§ To be done:
State how many lines in the entries below contain "basing". Write nothing but the number.

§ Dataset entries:
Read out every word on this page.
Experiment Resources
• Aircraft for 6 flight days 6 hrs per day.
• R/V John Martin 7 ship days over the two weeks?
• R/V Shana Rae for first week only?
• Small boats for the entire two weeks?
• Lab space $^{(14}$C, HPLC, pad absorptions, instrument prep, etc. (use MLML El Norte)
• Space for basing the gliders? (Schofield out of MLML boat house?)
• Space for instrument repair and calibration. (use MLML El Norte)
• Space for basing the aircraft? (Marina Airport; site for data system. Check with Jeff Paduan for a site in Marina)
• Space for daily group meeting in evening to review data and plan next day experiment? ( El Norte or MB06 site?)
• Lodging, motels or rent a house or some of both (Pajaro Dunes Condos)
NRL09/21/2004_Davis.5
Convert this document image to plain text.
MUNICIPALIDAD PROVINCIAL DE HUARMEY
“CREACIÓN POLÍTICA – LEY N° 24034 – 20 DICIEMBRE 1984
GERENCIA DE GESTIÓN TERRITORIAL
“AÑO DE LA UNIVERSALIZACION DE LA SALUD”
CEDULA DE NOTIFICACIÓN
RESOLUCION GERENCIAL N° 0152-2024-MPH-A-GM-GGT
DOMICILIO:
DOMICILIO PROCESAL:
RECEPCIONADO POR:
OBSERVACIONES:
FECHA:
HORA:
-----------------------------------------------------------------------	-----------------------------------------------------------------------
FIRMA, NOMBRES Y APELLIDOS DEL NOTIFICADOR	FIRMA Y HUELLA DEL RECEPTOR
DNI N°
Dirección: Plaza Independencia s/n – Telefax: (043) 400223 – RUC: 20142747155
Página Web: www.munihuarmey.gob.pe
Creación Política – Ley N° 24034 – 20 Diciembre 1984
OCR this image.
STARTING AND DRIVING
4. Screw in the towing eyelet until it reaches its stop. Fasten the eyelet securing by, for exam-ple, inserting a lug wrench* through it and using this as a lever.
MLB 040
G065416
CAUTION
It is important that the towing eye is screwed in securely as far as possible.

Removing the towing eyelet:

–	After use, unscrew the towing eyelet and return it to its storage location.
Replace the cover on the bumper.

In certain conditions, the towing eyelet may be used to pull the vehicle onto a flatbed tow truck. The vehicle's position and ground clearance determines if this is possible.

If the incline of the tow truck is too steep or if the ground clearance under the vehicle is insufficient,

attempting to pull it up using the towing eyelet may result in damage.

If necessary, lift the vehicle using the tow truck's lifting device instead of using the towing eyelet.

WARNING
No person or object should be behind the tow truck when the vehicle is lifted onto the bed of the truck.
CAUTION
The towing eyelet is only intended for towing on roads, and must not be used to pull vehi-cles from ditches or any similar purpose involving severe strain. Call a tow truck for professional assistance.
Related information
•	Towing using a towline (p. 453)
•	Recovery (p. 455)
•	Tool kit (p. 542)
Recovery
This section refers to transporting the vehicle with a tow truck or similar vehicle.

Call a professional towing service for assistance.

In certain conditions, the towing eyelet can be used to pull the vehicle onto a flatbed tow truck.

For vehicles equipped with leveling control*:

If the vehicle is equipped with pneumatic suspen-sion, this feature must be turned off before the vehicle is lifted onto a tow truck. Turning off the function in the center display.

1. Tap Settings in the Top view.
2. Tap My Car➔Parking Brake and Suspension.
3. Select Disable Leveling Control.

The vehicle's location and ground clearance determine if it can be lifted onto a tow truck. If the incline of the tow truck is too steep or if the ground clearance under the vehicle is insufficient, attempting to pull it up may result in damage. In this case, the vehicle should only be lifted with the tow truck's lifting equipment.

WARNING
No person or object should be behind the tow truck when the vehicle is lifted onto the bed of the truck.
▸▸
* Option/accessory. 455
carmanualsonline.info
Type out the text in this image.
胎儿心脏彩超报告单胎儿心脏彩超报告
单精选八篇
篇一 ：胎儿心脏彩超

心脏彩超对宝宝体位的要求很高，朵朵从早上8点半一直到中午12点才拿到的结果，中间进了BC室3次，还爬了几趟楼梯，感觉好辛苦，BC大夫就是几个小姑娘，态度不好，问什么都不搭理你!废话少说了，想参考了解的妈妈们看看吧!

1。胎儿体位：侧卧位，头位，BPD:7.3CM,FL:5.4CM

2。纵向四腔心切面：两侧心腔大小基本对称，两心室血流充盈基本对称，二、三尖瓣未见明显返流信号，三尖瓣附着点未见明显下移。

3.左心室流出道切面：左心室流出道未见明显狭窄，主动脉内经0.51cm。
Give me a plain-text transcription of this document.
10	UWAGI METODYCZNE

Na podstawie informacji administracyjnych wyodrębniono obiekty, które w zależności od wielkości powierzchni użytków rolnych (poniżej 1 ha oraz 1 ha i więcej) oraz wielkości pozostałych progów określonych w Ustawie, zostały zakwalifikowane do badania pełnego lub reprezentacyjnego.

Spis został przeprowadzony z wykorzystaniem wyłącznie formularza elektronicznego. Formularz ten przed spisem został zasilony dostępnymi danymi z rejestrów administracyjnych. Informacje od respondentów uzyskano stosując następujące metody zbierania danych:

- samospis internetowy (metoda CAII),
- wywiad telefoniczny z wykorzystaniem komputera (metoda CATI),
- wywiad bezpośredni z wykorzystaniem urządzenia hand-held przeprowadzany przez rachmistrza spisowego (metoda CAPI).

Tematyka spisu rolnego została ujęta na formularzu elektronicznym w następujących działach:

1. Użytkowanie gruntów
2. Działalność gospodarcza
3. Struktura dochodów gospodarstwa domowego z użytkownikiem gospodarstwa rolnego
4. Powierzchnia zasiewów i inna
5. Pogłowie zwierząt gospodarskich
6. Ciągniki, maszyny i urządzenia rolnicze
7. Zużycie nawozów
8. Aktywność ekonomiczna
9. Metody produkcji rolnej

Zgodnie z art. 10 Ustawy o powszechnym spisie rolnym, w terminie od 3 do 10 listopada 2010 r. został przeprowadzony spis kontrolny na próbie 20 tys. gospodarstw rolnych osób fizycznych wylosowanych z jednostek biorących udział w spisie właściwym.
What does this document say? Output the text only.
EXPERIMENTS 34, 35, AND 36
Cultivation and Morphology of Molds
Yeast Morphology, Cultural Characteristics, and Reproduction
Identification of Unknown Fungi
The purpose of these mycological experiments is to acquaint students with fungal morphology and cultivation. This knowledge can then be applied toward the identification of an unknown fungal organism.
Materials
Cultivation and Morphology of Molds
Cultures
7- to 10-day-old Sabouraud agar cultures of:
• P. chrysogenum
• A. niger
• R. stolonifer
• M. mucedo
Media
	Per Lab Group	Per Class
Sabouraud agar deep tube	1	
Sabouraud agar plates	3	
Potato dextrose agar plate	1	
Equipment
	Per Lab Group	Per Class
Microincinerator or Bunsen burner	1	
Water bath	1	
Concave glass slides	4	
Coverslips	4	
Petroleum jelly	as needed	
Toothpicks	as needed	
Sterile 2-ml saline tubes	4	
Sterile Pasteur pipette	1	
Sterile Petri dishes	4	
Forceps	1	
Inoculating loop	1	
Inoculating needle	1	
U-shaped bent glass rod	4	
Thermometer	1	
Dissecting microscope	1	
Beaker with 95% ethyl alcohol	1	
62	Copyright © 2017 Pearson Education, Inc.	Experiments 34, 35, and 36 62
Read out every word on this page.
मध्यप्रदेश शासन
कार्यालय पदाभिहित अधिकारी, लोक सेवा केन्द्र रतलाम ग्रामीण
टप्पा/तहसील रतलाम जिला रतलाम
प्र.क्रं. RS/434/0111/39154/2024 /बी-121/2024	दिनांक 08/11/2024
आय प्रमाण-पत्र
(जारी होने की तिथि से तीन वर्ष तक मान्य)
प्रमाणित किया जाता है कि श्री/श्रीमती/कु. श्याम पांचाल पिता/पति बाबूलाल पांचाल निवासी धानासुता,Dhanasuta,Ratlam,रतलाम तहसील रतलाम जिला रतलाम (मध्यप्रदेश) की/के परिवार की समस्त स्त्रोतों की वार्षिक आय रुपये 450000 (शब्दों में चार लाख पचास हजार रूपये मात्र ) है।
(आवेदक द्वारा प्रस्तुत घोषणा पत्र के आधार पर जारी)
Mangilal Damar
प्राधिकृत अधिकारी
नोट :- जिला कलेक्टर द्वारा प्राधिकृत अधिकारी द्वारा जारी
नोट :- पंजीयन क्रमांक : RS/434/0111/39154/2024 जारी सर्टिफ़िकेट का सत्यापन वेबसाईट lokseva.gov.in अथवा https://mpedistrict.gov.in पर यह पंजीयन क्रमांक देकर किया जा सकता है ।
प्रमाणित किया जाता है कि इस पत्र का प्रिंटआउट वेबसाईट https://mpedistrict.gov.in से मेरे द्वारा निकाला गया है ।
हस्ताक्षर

§ Final result:
2